───── LISTING ─────

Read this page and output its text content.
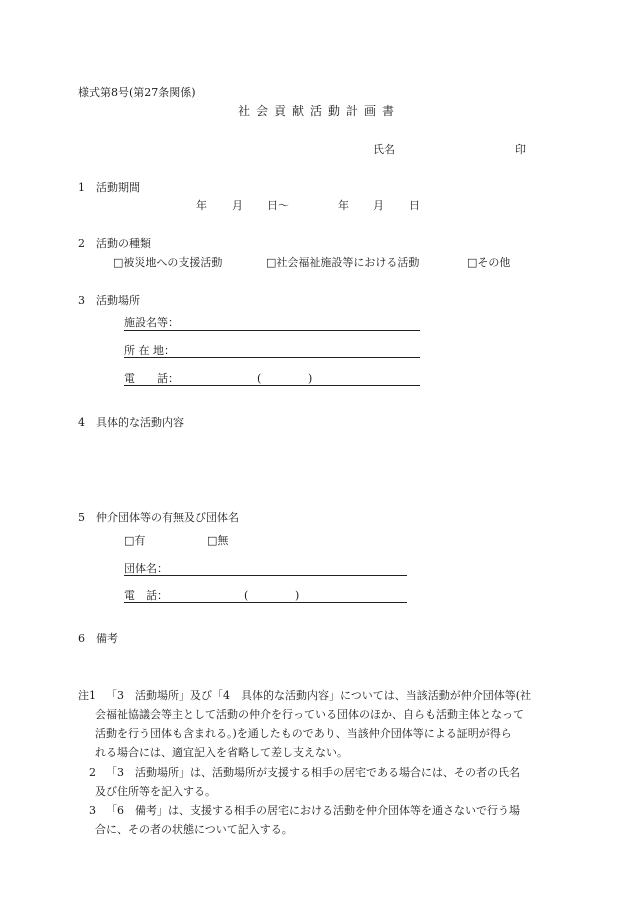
様式第8号(第27条関係)
社会貢献活動計画書
氏名	印
1　活動期間
年 月 日〜	年 月 日
2　活動の種類
□被災地への支援活動	□社会福祉施設等における活動	□その他
3　活動場所
施設名等：
所 在 地：
電　　話：	(	)
4　具体的な活動内容
5　仲介団体等の有無及び団体名
□有	□無
団体名：
電　話：	(	)
6　備考
注1 「3　活動場所」及び「4　具体的な活動内容」については、当該活動が仲介団体等(社
会福祉協議会等主として活動の仲介を行っている団体のほか、自らも活動主体となって
活動を行う団体も含まれる。)を通したものであり、当該仲介団体等による証明が得ら
れる場合には、適宜記入を省略して差し支えない。
2 「3　活動場所」は、活動場所が支援する相手の居宅である場合には、その者の氏名
及び住所等を記入する。
3 「6　備考」は、支援する相手の居宅における活動を仲介団体等を通さないで行う場
合に、その者の状態について記入する。
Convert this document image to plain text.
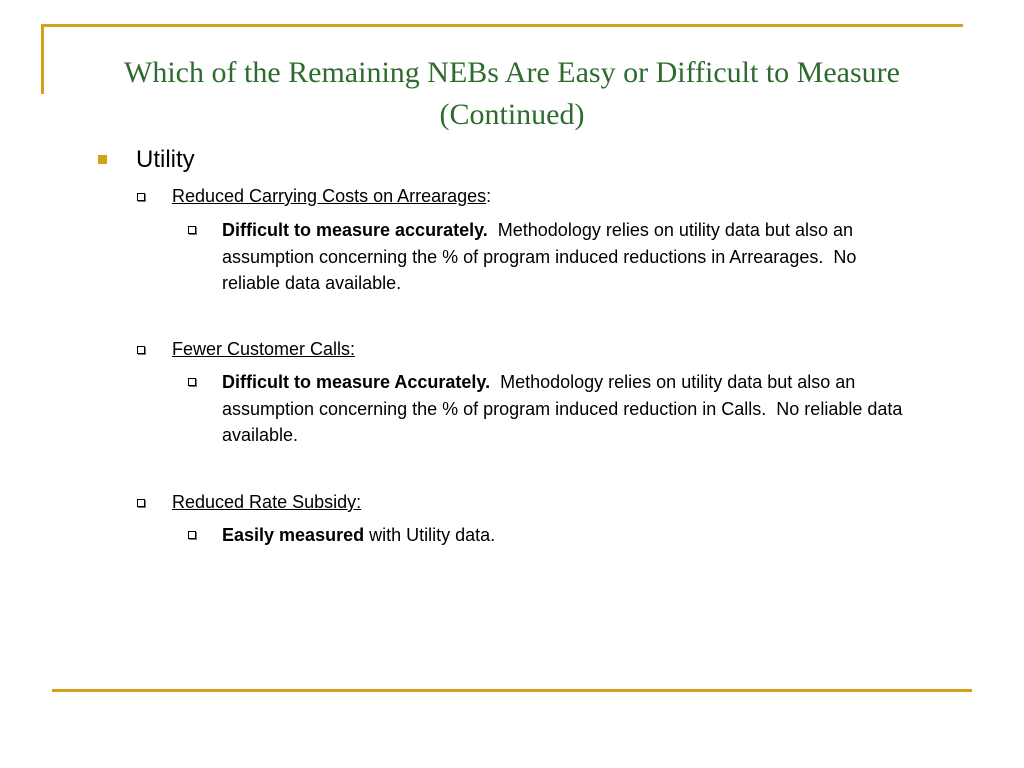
Which of the Remaining NEBs Are Easy or Difficult to Measure
(Continued)
Utility
Reduced Carrying Costs on Arrearages:
Difficult to measure accurately.  Methodology relies on utility data but also an assumption concerning the % of program induced reductions in Arrearages.  No reliable data available.
Fewer Customer Calls:
Difficult to measure Accurately.  Methodology relies on utility data but also an assumption concerning the % of program induced reduction in Calls.  No reliable data available.
Reduced Rate Subsidy:
Easily measured with Utility data.
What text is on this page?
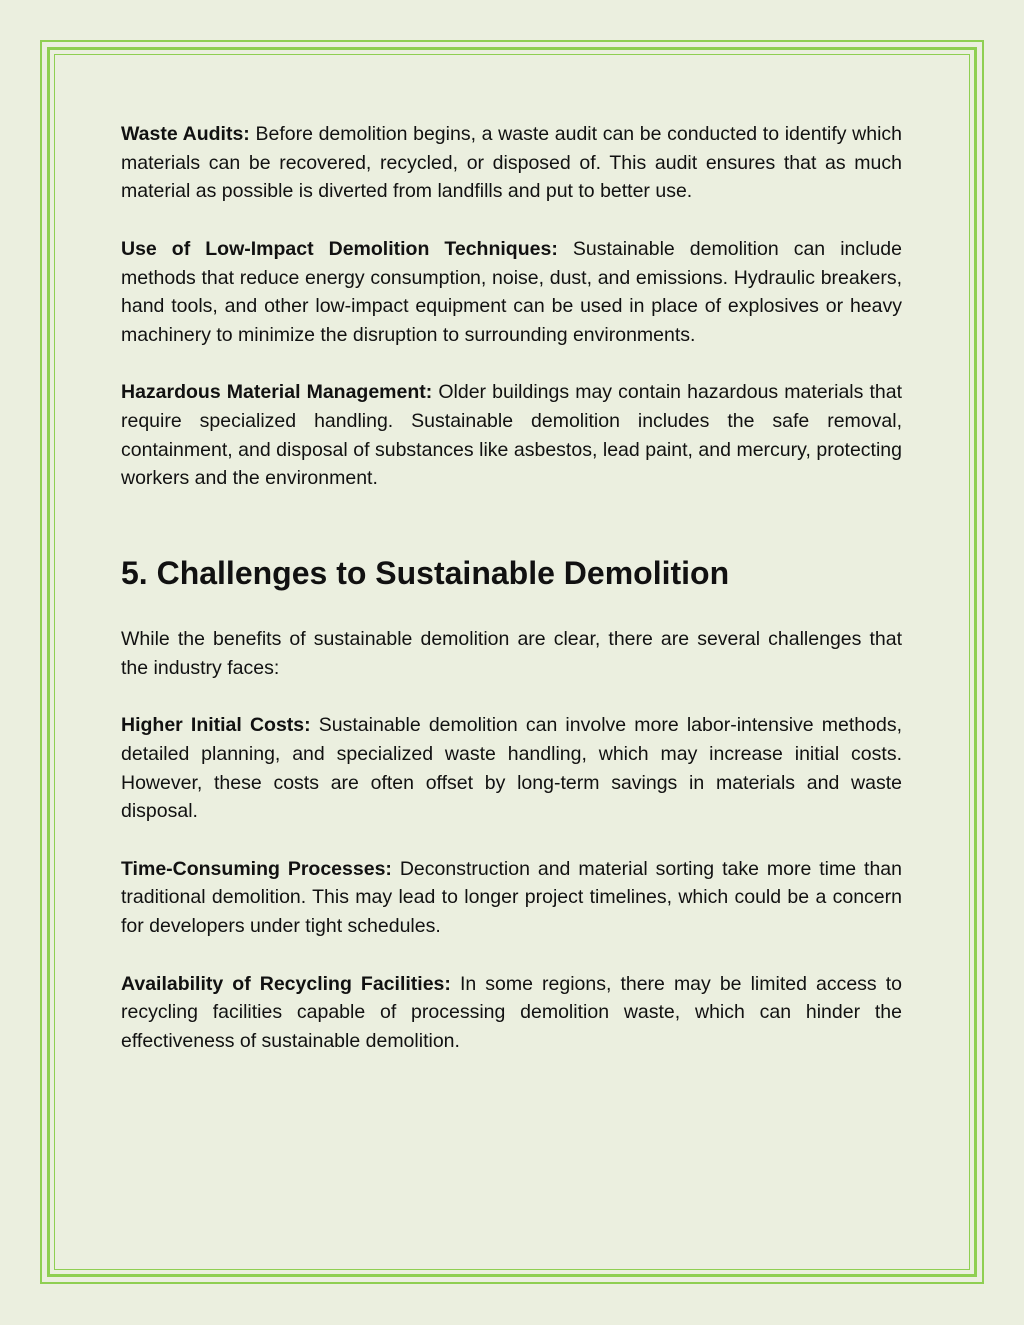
Waste Audits: Before demolition begins, a waste audit can be conducted to identify which materials can be recovered, recycled, or disposed of. This audit ensures that as much material as possible is diverted from landfills and put to better use.

Use of Low-Impact Demolition Techniques: Sustainable demolition can include methods that reduce energy consumption, noise, dust, and emissions. Hydraulic breakers, hand tools, and other low-impact equipment can be used in place of explosives or heavy machinery to minimize the disruption to surrounding environments.

Hazardous Material Management: Older buildings may contain hazardous materials that require specialized handling. Sustainable demolition includes the safe removal, containment, and disposal of substances like asbestos, lead paint, and mercury, protecting workers and the environment.

5. Challenges to Sustainable Demolition

While the benefits of sustainable demolition are clear, there are several challenges that the industry faces:

Higher Initial Costs: Sustainable demolition can involve more labor-intensive methods, detailed planning, and specialized waste handling, which may increase initial costs. However, these costs are often offset by long-term savings in materials and waste disposal.

Time-Consuming Processes: Deconstruction and material sorting take more time than traditional demolition. This may lead to longer project timelines, which could be a concern for developers under tight schedules.

Availability of Recycling Facilities: In some regions, there may be limited access to recycling facilities capable of processing demolition waste, which can hinder the effectiveness of sustainable demolition.
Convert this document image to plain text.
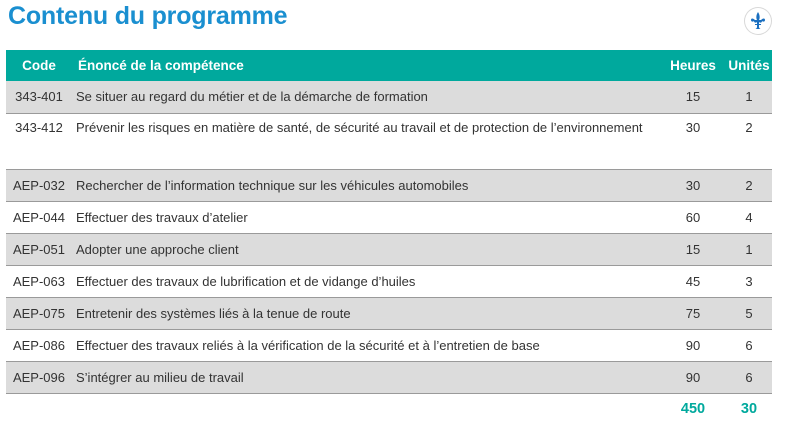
Contenu du programme
Code	Énoncé de la compétence	Heures	Unités
343-401	Se situer au regard du métier et de la démarche de formation	15	1
343-412	Prévenir les risques en matière de santé, de sécurité au travail et de protection de l’environnement	30	2
AEP-032	Rechercher de l’information technique sur les véhicules automobiles	30	2
AEP-044	Effectuer des travaux d’atelier	60	4
AEP-051	Adopter une approche client	15	1
AEP-063	Effectuer des travaux de lubrification et de vidange d’huiles	45	3
AEP-075	Entretenir des systèmes liés à la tenue de route	75	5
AEP-086	Effectuer des travaux reliés à la vérification de la sécurité et à l’entretien de base	90	6
AEP-096	S’intégrer au milieu de travail	90	6
		450	30
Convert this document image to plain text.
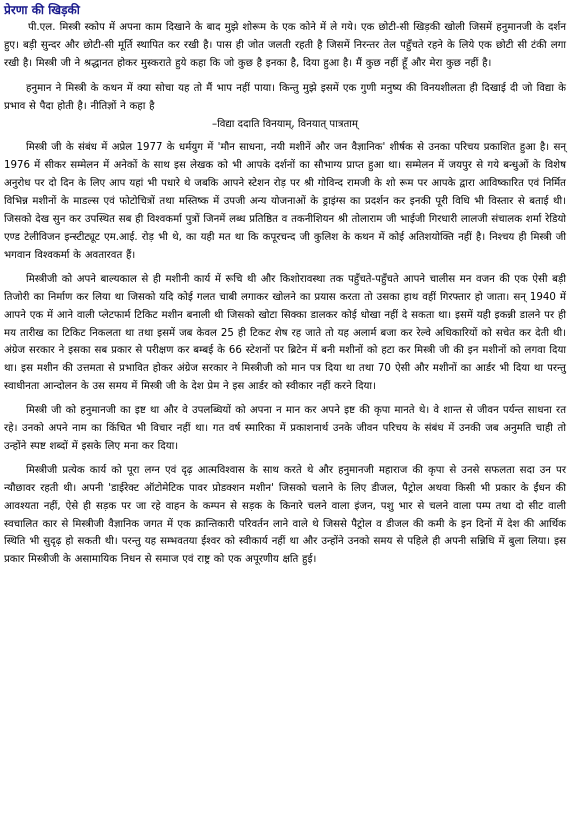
प्रेरणा की खिड़की

पी.एल. मिस्त्री स्कोप में अपना काम दिखाने के बाद मुझे शोरूम के एक कोने में ले गये। एक छोटी-सी खिड़की खोली जिसमें हनुमानजी के दर्शन हुए। बड़ी सुन्दर और छोटी-सी मूर्ति स्थापित कर रखी है। पास ही जोत जलती रहती है जिसमें निरन्तर तेल पहुँचते रहने के लिये एक छोटी सी टंकी लगा रखी है। मिस्त्री जी ने श्रद्धानत होकर मुस्कराते हुये कहा कि जो कुछ है इनका है, दिया हुआ है। मैं कुछ नहीं हूँ और मेरा कुछ नहीं है।

हनुमान ने मिस्त्री के कथन में क्या सोचा यह तो मैं भाप नहीं पाया। किन्तु मुझे इसमें एक गुणी मनुष्य की विनयशीलता ही दिखाई दी जो विद्या के प्रभाव से पैदा होती है। नीतिज्ञों ने कहा है

–विद्या ददाति विनयाम्, विनयात् पात्रताम्

मिस्त्री जी के संबंध में अप्रेल 1977 के धर्मयुग में 'मौन साधना, नयी मशीनें और जन वैज्ञानिक' शीर्षक से उनका परिचय प्रकाशित हुआ है। सन् 1976 में सीकर सम्मेलन में अनेकों के साथ इस लेखक को भी आपके दर्शनों का सौभाग्य प्राप्त हुआ था। सम्मेलन में जयपुर से गये बन्धुओं के विशेष अनुरोध पर दो दिन के लिए आप यहां भी पधारे थे जबकि आपने स्टेशन रोड़ पर श्री गोविन्द रामजी के शो रूम पर आपके द्वारा आविष्कारित एवं निर्मित विभिन्न मशीनों के माडल्स एवं फोटोचित्रों तथा मस्तिष्क में उपजी अन्य योजनाओं के ड्राइंग्स का प्रदर्शन कर इनकी पूरी विधि भी विस्तार से बताई थी। जिसको देख सुन कर उपस्थित सब ही विश्वकर्मा पुत्रों जिनमें लब्ध प्रतिष्ठित व तकनीशियन श्री तोलाराम जी भाईजी गिरधारी लालजी संचालक शर्मा रेडियो एण्ड टेलीविजन इन्स्टीट्यूट एम.आई. रोड़ भी थे, का यही मत था कि कपूरचन्द जी कुलिश के कथन में कोई अतिशयोक्ति नहीं है। निश्चय ही मिस्त्री जी भगवान विश्वकर्मा के अवतारवत हैं।

मिस्त्रीजी को अपने बाल्यकाल से ही मशीनी कार्य में रूचि थी और किशोरावस्था तक पहुँचते-पहुँचते आपने चालीस मन वजन की एक ऐसी बड़ी तिजोरी का निर्माण कर लिया था जिसको यदि कोई गलत चाबी लगाकर खोलने का प्रयास करता तो उसका हाथ वहीं गिरफ्तार हो जाता। सन् 1940 में आपने एक में आने वाली प्लेटफार्म टिकिट मशीन बनाली थी जिसको खोटा सिक्का डालकर कोई धोखा नहीं दे सकता था। इसमें यही इकन्नी डालने पर ही मय तारीख का टिकिट निकलता था तथा इसमें जब केवल 25 ही टिकट शेष रह जाते तो यह अलार्म बजा कर रेल्वे अधिकारियों को सचेत कर देती थी। अंग्रेज सरकार ने इसका सब प्रकार से परीक्षण कर बम्बई के 66 स्टेशनों पर ब्रिटेन में बनी मशीनों को हटा कर मिस्त्री जी की इन मशीनों को लगवा दिया था। इस मशीन की उत्तमता से प्रभावित होकर अंग्रेज सरकार ने मिस्त्रीजी को मान पत्र दिया था तथा 70 ऐसी और मशीनों का आर्डर भी दिया था परन्तु स्वाधीनता आन्दोलन के उस समय में मिस्त्री जी के देश प्रेम ने इस आर्डर को स्वीकार नहीं करने दिया।

मिस्त्री जी को हनुमानजी का इष्ट था और वे उपलब्धियों को अपना न मान कर अपने इष्ट की कृपा मानते थे। वे शान्त से जीवन पर्यन्त साधना रत रहे। उनको अपने नाम का किंचित भी विचार नहीं था। गत वर्ष स्मारिका में प्रकाशनार्थ उनके जीवन परिचय के संबंध में उनकी जब अनुमति चाही तो उन्होंने स्पष्ट शब्दों में इसके लिए मना कर दिया।

मिस्त्रीजी प्रत्येक कार्य को पूरा लग्न एवं दृढ़ आत्मविश्वास के साथ करते थे और हनुमानजी महाराज की कृपा से उनसे सफलता सदा उन पर न्यौछावर रहती थी। अपनी 'डाईरेक्ट ऑटोमेटिक पावर प्रोडक्शन मशीन' जिसको चलाने के लिए डीजल, पैट्रोल अथवा किसी भी प्रकार के ईंधन की आवश्यता नहीं, ऐसे ही सड़क पर जा रहे वाहन के कम्पन से सड़क के किनारे चलने वाला इंजन, पशु भार से चलने वाला पम्प तथा दो सीट वाली स्वचालित कार से मिस्त्रीजी वैज्ञानिक जगत में एक क्रान्तिकारी परिवर्तन लाने वाले थे जिससे पैट्रोल व डीजल की कमी के इन दिनों में देश की आर्थिक स्थिति भी सुदृढ़ हो सकती थी। परन्तु यह सम्भवतया ईश्वर को स्वीकार्य नहीं था और उन्होंने उनको समय से पहिले ही अपनी सन्निधि में बुला लिया। इस प्रकार मिस्त्रीजी के असामायिक निधन से समाज एवं राष्ट्र को एक अपूरणीय क्षति हुई।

─────

__WRITTEN EXERCISE__: Scan the data above and copy every line with "more" in it.

__RESPONSE TO THE EXERCISE__:
Higher Initial Costs: Sustainable demolition can involve more labor-intensive methods, detailed planning, and specialized waste handling, which may increase initial costs. However, these costs are often offset by long-term savings in materials and waste disposal.
Time-Consuming Processes: Deconstruction and material sorting take more time than traditional demolition. This may lead to longer project timelines, which could be a concern for developers under tight schedules.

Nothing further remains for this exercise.